_DATA EXCERPTS:_
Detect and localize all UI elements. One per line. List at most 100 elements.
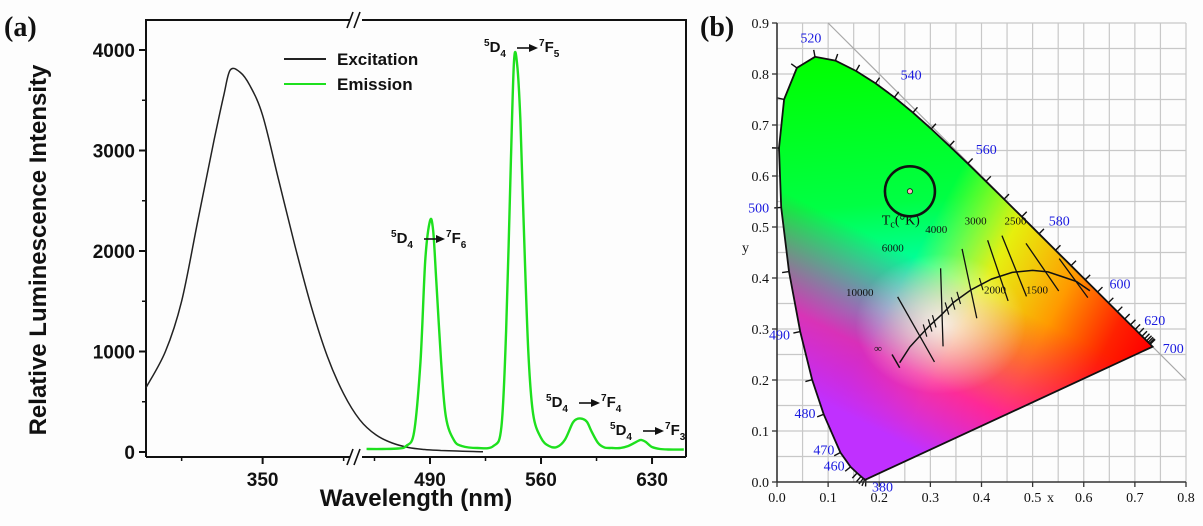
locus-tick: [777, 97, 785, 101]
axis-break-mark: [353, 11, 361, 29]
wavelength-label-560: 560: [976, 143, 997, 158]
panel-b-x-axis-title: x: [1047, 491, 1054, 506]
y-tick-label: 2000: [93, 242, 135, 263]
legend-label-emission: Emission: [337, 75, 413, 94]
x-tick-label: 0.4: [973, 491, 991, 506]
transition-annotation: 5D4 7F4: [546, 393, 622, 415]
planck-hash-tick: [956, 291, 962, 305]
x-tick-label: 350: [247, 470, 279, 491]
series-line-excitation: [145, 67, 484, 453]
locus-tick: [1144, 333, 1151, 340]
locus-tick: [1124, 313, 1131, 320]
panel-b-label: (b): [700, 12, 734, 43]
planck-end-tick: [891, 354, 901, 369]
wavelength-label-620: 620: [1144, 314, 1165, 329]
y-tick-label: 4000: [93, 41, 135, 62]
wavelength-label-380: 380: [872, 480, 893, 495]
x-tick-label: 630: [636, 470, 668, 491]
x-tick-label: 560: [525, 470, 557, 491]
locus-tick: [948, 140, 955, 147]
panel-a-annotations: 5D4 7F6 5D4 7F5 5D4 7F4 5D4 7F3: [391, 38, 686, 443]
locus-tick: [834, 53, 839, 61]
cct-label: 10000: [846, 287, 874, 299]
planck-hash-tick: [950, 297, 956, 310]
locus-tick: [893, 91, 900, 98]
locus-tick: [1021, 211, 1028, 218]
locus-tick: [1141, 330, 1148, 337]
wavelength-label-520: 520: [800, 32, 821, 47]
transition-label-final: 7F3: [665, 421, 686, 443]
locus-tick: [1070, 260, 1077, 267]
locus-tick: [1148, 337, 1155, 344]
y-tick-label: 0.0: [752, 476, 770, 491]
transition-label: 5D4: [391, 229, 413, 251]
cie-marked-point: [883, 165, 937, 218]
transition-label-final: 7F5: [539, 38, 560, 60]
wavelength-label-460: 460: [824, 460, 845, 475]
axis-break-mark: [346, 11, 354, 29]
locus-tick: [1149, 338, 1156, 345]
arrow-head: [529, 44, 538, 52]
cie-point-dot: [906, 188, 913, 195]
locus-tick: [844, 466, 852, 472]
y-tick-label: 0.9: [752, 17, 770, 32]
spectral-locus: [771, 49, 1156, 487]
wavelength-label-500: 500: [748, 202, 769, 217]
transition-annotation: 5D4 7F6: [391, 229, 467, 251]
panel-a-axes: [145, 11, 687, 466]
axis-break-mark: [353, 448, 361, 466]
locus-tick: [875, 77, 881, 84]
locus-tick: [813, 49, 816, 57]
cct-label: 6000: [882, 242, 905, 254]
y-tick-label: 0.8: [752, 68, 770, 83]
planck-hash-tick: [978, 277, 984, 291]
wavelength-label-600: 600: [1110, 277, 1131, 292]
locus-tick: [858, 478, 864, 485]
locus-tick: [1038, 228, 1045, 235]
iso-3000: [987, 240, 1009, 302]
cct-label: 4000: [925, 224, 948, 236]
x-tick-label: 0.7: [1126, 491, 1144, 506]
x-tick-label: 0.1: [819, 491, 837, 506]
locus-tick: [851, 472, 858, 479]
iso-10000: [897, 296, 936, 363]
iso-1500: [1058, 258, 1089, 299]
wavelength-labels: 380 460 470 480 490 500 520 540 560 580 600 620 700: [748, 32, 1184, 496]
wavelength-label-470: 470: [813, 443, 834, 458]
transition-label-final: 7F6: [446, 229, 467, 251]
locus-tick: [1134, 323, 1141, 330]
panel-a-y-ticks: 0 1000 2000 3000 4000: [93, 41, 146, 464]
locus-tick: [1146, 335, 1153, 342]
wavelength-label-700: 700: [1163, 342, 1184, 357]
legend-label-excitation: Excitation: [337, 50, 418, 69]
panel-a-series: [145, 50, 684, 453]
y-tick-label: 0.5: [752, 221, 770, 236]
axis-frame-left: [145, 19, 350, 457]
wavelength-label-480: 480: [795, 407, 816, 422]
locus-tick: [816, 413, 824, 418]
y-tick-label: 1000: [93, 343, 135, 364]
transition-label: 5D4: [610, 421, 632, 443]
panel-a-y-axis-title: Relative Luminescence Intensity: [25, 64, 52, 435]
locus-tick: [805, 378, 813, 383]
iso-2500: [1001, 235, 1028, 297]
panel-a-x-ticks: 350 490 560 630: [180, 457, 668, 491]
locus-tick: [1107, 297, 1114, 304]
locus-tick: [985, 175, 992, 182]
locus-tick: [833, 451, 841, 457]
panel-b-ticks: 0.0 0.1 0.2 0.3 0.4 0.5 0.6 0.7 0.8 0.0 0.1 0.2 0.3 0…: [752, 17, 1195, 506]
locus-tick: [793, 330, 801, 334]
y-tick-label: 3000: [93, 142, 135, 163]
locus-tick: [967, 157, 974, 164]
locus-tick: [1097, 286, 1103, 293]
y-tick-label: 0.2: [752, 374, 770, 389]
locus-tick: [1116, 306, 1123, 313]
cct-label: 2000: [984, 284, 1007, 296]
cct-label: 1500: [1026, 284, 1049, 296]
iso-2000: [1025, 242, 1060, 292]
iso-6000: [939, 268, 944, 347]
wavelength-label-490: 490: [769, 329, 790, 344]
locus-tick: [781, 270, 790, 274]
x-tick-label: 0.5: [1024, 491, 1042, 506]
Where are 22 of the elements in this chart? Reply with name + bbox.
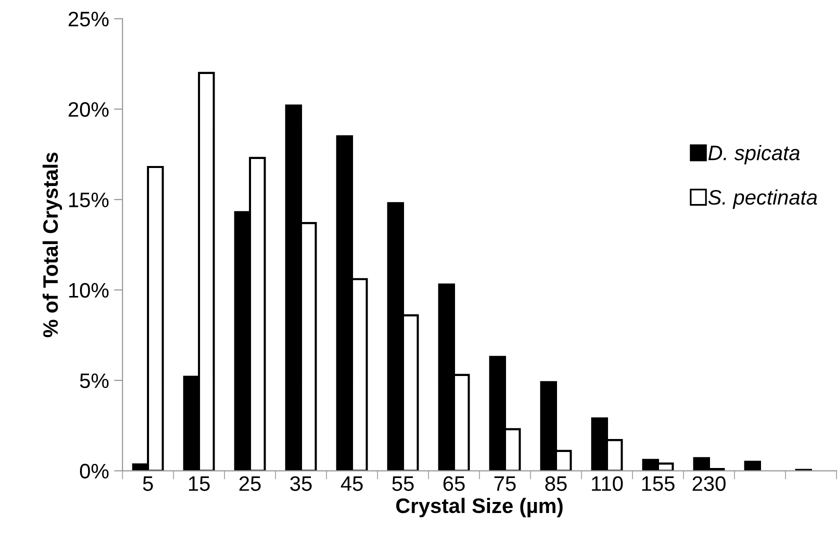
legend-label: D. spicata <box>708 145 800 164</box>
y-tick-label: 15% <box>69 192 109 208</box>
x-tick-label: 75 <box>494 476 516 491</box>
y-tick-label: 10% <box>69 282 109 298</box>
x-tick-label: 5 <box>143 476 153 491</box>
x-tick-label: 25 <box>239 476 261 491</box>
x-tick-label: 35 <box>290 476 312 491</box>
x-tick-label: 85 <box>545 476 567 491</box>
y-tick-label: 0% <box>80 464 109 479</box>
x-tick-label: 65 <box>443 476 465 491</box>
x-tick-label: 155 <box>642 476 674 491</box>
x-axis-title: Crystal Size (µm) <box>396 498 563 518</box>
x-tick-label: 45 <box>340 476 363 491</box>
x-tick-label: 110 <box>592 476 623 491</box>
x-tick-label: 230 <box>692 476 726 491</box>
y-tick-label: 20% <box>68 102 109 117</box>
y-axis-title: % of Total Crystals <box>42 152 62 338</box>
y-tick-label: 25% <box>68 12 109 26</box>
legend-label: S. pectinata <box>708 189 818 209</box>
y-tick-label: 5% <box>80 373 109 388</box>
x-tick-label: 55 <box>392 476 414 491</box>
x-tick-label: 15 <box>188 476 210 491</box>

_YOUR INSTRUCTIONS:_
Reproduce every line above character for character, omitting the pictures.

_OUTPUT FOR THIS EXERCISE:_
Detect and localize all UI elements. One per line. List at most 100 elements.
locus-tick: [777, 97, 785, 101]
axis-break-mark: [353, 11, 361, 29]
wavelength-label-560: 560: [976, 143, 997, 158]
panel-b-x-axis-title: x: [1047, 491, 1054, 506]
y-tick-label: 2000: [93, 242, 135, 263]
legend-label-emission: Emission: [337, 75, 413, 94]
x-tick-label: 0.4: [973, 491, 991, 506]
transition-annotation: 5D4 7F4: [546, 393, 622, 415]
planck-hash-tick: [956, 291, 962, 305]
x-tick-label: 350: [247, 470, 279, 491]
series-line-excitation: [145, 67, 484, 453]
locus-tick: [1144, 333, 1151, 340]
locus-tick: [1124, 313, 1131, 320]
panel-b-label: (b): [700, 12, 734, 43]
planck-end-tick: [891, 354, 901, 369]
wavelength-label-620: 620: [1144, 314, 1165, 329]
y-tick-label: 4000: [93, 41, 135, 62]
wavelength-label-380: 380: [872, 480, 893, 495]
x-tick-label: 630: [636, 470, 668, 491]
x-tick-label: 560: [525, 470, 557, 491]
locus-tick: [948, 140, 955, 147]
panel-a-annotations: 5D4 7F6 5D4 7F5 5D4 7F4 5D4 7F3: [391, 38, 686, 443]
locus-tick: [834, 53, 839, 61]
cct-label: 10000: [846, 287, 874, 299]
planck-hash-tick: [950, 297, 956, 310]
locus-tick: [893, 91, 900, 98]
locus-tick: [1021, 211, 1028, 218]
locus-tick: [1141, 330, 1148, 337]
wavelength-label-520: 520: [800, 32, 821, 47]
transition-label-final: 7F3: [665, 421, 686, 443]
locus-tick: [1070, 260, 1077, 267]
locus-tick: [1148, 337, 1155, 344]
y-tick-label: 0.0: [752, 476, 770, 491]
transition-label: 5D4: [391, 229, 413, 251]
cie-marked-point: [883, 165, 937, 218]
transition-label-final: 7F5: [539, 38, 560, 60]
wavelength-label-460: 460: [824, 460, 845, 475]
axis-break-mark: [346, 11, 354, 29]
locus-tick: [1149, 338, 1156, 345]
arrow-head: [529, 44, 538, 52]
cie-point-dot: [906, 188, 913, 195]
locus-tick: [844, 466, 852, 472]
y-tick-label: 0.9: [752, 17, 770, 32]
spectral-locus: [771, 49, 1156, 487]
wavelength-label-500: 500: [748, 202, 769, 217]
transition-annotation: 5D4 7F6: [391, 229, 467, 251]
panel-a-axes: [145, 11, 687, 466]
axis-break-mark: [353, 448, 361, 466]
locus-tick: [875, 77, 881, 84]
locus-tick: [813, 49, 816, 57]
cct-label: 6000: [882, 242, 905, 254]
y-tick-label: 0.8: [752, 68, 770, 83]
planck-hash-tick: [978, 277, 984, 291]
wavelength-label-600: 600: [1110, 277, 1131, 292]
locus-tick: [858, 478, 864, 485]
locus-tick: [1038, 228, 1045, 235]
iso-3000: [987, 240, 1009, 302]
cct-label: 4000: [925, 224, 948, 236]
x-tick-label: 0.7: [1126, 491, 1144, 506]
x-tick-label: 0.1: [819, 491, 837, 506]
locus-tick: [851, 472, 858, 479]
iso-10000: [897, 296, 936, 363]
iso-1500: [1058, 258, 1089, 299]
wavelength-labels: 380 460 470 480 490 500 520 540 560 580 600 620 700: [748, 32, 1184, 496]
wavelength-label-470: 470: [813, 443, 834, 458]
transition-label-final: 7F6: [446, 229, 467, 251]
locus-tick: [1134, 323, 1141, 330]
panel-a-y-ticks: 0 1000 2000 3000 4000: [93, 41, 146, 464]
locus-tick: [1146, 335, 1153, 342]
wavelength-label-700: 700: [1163, 342, 1184, 357]
legend-label-excitation: Excitation: [337, 50, 418, 69]
panel-a-series: [145, 50, 684, 453]
y-tick-label: 0.5: [752, 221, 770, 236]
axis-frame-left: [145, 19, 350, 457]
wavelength-label-480: 480: [795, 407, 816, 422]
locus-tick: [816, 413, 824, 418]
y-tick-label: 1000: [93, 343, 135, 364]
transition-label: 5D4: [610, 421, 632, 443]
panel-a-y-axis-title: Relative Luminescence Intensity: [25, 64, 52, 435]
locus-tick: [805, 378, 813, 383]
iso-2500: [1001, 235, 1028, 297]
panel-a-x-ticks: 350 490 560 630: [180, 457, 668, 491]
locus-tick: [1107, 297, 1114, 304]
locus-tick: [985, 175, 992, 182]
locus-tick: [833, 451, 841, 457]
panel-b-ticks: 0.0 0.1 0.2 0.3 0.4 0.5 0.6 0.7 0.8 0.0 0.1 0.2 0.3 0…: [752, 17, 1195, 506]
locus-tick: [793, 330, 801, 334]
y-tick-label: 3000: [93, 142, 135, 163]
locus-tick: [967, 157, 974, 164]
locus-tick: [1097, 286, 1103, 293]
y-tick-label: 0.2: [752, 374, 770, 389]
locus-tick: [1116, 306, 1123, 313]
cct-label: 2000: [984, 284, 1007, 296]
cct-label: 1500: [1026, 284, 1049, 296]
iso-2000: [1025, 242, 1060, 292]
iso-6000: [939, 268, 944, 347]
wavelength-label-490: 490: [769, 329, 790, 344]
locus-tick: [781, 270, 790, 274]
x-tick-label: 0.5: [1024, 491, 1042, 506]
Where are 22 of the elements in this chart? Reply with name + bbox.
legend-label: D. spicata <box>708 145 800 164</box>
y-tick-label: 15% <box>69 192 109 208</box>
x-tick-label: 75 <box>494 476 516 491</box>
y-tick-label: 10% <box>69 282 109 298</box>
x-tick-label: 5 <box>143 476 153 491</box>
x-tick-label: 25 <box>239 476 261 491</box>
x-tick-label: 35 <box>290 476 312 491</box>
x-tick-label: 85 <box>545 476 567 491</box>
y-tick-label: 0% <box>80 464 109 479</box>
x-tick-label: 65 <box>443 476 465 491</box>
x-tick-label: 155 <box>642 476 674 491</box>
x-axis-title: Crystal Size (µm) <box>396 498 563 518</box>
x-tick-label: 45 <box>340 476 363 491</box>
x-tick-label: 110 <box>592 476 623 491</box>
x-tick-label: 230 <box>692 476 726 491</box>
y-tick-label: 20% <box>68 102 109 117</box>
y-axis-title: % of Total Crystals <box>42 152 62 338</box>
y-tick-label: 25% <box>68 12 109 26</box>
legend-label: S. pectinata <box>708 189 818 209</box>
y-tick-label: 5% <box>80 373 109 388</box>
x-tick-label: 55 <box>392 476 414 491</box>
x-tick-label: 15 <box>188 476 210 491</box>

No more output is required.